» ITEMS:
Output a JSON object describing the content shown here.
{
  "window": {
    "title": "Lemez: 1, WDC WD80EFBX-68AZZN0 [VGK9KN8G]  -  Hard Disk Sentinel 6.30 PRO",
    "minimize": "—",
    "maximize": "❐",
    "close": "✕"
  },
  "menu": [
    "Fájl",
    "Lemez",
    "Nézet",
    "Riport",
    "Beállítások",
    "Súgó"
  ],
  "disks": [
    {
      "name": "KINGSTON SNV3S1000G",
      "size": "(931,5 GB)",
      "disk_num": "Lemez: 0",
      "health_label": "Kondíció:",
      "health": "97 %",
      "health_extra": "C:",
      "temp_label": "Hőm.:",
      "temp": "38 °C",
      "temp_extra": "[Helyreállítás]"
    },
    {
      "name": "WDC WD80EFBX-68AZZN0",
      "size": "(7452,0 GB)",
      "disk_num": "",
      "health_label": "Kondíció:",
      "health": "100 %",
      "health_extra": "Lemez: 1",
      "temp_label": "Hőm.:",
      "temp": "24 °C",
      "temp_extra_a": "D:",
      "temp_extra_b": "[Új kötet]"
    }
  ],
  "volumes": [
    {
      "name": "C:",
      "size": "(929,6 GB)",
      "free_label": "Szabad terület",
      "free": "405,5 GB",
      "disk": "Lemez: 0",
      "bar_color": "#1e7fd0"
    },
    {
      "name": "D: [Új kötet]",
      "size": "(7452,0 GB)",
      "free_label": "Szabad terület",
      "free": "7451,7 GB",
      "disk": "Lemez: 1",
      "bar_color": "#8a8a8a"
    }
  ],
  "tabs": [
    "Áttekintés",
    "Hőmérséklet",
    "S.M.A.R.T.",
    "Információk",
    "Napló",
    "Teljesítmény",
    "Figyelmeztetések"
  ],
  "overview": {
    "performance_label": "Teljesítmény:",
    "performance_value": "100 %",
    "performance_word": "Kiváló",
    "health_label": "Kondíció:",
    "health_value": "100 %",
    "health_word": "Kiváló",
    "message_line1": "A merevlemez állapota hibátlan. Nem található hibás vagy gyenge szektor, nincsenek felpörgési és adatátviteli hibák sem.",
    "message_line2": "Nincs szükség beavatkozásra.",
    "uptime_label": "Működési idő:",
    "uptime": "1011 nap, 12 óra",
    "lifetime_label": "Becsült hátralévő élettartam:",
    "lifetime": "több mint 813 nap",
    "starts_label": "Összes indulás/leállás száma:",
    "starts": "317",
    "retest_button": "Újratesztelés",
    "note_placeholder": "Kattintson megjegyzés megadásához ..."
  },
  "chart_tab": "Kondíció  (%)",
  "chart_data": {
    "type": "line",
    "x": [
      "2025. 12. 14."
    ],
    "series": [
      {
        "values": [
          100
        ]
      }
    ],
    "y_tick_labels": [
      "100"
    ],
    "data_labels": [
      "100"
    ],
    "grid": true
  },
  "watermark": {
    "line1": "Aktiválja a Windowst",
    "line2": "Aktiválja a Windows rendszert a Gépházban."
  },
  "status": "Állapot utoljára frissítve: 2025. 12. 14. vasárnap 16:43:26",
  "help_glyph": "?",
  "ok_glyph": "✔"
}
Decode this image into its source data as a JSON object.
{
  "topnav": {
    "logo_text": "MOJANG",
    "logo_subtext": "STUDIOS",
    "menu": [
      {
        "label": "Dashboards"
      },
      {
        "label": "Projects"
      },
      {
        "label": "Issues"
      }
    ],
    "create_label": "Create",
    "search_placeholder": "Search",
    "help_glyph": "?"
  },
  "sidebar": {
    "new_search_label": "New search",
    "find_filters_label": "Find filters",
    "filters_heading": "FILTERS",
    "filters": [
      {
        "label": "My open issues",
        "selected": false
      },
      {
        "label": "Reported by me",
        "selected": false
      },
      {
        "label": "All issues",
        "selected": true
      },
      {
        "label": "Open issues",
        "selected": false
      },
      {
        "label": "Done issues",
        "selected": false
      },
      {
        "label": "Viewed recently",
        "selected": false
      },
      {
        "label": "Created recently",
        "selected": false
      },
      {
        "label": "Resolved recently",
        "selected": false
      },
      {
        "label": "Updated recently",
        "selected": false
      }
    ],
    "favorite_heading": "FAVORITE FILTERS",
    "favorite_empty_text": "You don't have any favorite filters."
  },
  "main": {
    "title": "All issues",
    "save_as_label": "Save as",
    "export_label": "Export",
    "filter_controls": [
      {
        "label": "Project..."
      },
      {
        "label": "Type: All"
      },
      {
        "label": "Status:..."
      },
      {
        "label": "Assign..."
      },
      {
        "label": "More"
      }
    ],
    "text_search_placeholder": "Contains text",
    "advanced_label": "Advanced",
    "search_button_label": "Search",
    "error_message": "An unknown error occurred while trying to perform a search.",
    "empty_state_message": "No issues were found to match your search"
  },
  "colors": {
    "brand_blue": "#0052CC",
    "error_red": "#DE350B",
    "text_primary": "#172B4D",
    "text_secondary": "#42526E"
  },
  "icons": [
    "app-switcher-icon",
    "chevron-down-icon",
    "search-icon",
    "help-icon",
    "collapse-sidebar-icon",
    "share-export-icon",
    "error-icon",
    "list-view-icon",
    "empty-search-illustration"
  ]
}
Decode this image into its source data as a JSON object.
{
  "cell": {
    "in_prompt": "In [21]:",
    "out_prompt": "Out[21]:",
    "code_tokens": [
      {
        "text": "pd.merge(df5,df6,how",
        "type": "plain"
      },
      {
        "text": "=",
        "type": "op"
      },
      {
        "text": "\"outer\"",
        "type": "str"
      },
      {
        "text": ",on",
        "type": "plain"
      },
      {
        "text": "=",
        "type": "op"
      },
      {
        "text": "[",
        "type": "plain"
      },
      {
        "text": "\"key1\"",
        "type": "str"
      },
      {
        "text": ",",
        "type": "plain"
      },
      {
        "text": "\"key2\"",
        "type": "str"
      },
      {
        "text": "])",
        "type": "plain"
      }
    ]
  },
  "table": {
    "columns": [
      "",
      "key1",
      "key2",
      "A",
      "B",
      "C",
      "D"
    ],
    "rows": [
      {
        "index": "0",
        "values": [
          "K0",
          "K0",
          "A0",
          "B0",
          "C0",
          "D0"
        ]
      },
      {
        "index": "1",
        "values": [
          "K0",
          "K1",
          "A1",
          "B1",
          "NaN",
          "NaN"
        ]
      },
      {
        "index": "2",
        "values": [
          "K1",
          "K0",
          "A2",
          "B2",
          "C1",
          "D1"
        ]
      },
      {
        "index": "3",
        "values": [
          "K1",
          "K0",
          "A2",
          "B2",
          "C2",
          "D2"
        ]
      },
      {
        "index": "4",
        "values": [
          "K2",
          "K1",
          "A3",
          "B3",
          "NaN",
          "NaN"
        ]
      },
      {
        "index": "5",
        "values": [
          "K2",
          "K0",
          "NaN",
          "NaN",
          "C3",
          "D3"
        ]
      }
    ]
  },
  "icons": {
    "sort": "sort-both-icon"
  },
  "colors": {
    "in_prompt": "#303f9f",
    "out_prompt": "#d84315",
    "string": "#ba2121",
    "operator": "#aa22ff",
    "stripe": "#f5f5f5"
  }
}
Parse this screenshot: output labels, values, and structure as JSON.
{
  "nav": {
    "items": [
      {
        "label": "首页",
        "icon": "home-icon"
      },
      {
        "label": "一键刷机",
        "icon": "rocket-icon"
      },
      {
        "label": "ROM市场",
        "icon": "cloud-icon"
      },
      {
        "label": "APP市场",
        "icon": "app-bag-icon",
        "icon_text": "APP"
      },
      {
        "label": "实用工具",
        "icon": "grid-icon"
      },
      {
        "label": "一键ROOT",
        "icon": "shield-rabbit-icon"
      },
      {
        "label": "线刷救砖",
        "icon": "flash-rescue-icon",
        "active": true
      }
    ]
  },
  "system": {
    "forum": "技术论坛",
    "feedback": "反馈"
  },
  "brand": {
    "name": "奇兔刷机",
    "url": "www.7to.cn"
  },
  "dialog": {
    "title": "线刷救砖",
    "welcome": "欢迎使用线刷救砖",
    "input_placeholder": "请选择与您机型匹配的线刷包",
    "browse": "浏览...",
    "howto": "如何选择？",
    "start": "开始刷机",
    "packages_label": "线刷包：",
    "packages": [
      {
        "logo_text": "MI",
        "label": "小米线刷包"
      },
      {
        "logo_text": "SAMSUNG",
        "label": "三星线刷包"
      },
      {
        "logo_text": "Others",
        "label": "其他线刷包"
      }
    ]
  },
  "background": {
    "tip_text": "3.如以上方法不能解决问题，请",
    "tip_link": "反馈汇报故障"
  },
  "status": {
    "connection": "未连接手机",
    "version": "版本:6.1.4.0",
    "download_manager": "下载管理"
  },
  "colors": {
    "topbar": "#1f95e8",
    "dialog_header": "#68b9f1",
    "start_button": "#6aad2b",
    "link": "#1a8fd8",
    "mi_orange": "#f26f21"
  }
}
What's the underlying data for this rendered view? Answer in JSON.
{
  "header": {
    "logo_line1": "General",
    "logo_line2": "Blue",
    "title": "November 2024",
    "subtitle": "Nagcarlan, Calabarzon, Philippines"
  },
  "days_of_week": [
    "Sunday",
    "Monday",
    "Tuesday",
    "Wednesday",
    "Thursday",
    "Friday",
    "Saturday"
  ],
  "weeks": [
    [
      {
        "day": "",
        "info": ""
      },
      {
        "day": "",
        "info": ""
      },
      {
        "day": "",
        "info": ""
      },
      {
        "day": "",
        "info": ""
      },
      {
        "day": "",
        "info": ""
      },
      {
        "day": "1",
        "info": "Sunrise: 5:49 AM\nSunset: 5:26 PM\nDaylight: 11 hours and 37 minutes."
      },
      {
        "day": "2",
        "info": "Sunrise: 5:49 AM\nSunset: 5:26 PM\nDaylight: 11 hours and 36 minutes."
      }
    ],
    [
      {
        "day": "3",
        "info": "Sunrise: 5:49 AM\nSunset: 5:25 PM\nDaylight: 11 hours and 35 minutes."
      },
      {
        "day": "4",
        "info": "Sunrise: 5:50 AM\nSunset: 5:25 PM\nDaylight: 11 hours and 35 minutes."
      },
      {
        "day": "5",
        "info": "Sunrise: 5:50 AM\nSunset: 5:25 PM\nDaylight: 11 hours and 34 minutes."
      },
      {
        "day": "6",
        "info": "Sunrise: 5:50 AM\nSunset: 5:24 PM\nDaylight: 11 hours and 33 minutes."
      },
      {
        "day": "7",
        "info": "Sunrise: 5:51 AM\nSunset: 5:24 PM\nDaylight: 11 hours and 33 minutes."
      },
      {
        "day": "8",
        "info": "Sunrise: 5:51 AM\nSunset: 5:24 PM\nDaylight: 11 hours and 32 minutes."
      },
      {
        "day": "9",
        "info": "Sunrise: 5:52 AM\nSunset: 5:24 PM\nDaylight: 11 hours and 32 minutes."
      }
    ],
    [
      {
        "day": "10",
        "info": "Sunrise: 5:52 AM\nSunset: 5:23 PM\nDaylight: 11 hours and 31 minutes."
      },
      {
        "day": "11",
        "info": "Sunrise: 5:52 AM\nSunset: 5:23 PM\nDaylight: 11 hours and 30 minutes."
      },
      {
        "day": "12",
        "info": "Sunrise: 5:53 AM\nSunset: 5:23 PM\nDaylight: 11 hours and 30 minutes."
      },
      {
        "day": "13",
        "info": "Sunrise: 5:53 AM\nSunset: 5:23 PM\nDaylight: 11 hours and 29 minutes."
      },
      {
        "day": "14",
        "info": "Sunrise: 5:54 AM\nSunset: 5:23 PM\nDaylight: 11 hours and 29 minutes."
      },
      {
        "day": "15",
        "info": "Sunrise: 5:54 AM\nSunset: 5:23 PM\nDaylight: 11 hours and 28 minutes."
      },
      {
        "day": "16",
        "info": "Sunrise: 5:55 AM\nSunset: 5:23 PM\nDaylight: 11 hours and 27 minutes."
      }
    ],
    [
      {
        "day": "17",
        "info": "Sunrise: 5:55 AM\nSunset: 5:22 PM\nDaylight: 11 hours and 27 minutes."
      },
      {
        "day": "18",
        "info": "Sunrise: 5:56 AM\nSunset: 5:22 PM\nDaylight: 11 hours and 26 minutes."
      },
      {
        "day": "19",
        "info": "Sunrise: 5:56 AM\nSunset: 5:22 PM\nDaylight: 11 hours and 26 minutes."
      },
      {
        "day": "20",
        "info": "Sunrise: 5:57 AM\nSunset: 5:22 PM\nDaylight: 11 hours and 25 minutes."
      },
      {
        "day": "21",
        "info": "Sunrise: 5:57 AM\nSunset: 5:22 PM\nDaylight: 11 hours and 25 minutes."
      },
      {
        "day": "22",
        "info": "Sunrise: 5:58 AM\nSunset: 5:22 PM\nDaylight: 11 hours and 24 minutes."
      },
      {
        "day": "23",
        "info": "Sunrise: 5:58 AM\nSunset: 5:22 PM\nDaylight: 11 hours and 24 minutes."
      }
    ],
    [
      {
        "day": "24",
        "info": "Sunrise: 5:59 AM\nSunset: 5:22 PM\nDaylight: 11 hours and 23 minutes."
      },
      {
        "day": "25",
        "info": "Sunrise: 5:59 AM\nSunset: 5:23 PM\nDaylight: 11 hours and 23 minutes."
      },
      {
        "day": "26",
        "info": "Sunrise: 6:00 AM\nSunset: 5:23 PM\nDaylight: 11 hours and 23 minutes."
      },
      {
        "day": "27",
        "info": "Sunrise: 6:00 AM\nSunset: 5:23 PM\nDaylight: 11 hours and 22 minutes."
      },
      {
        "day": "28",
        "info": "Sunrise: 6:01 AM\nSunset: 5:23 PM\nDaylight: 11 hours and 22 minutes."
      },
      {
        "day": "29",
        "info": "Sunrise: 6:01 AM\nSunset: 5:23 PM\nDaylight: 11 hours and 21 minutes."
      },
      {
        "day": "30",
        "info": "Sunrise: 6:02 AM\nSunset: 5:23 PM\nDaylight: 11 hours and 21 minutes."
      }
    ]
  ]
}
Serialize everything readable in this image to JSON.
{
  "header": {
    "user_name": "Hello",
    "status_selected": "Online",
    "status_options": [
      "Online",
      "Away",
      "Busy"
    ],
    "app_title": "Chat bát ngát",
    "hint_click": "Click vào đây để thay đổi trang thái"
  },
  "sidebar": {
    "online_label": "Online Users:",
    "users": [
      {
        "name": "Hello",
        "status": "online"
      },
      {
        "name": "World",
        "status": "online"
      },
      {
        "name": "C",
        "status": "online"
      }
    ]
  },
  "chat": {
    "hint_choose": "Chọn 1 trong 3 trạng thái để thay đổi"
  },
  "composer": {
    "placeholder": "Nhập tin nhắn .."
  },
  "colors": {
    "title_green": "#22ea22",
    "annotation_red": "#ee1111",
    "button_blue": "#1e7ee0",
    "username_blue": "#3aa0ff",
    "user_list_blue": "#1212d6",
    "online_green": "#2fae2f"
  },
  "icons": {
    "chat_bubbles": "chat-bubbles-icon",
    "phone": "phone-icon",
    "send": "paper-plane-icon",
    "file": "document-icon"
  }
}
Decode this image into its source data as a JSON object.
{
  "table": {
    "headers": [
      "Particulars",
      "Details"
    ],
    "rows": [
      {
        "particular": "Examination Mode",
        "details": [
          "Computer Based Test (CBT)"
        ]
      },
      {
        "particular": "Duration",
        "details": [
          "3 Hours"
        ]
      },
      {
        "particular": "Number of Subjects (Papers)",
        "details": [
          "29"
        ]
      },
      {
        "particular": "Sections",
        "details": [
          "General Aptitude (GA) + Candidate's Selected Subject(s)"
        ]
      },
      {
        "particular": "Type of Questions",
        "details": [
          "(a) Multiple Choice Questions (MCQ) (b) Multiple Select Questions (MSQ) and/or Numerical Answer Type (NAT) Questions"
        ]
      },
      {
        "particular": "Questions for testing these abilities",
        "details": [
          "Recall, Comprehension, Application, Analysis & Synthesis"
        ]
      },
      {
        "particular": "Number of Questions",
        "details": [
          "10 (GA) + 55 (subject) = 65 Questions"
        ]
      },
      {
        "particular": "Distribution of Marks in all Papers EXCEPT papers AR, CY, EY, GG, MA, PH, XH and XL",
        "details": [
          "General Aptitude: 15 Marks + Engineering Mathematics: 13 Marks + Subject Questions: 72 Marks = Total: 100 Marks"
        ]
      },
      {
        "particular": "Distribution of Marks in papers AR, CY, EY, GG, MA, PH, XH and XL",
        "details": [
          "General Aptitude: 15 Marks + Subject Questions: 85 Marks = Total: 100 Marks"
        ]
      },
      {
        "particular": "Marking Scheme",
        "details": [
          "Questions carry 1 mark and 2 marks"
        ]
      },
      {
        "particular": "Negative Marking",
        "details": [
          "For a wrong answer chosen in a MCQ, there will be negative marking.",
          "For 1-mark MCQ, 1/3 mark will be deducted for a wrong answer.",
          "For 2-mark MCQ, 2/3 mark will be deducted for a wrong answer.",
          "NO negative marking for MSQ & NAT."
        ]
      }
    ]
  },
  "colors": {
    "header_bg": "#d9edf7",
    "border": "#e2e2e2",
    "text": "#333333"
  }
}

» WHAT IS ASKED: Pick out every line of the listing containing the word "true", and show those lines.

» WRITTEN ANSWER:
    "grid": true
        "selected": true
        "active": true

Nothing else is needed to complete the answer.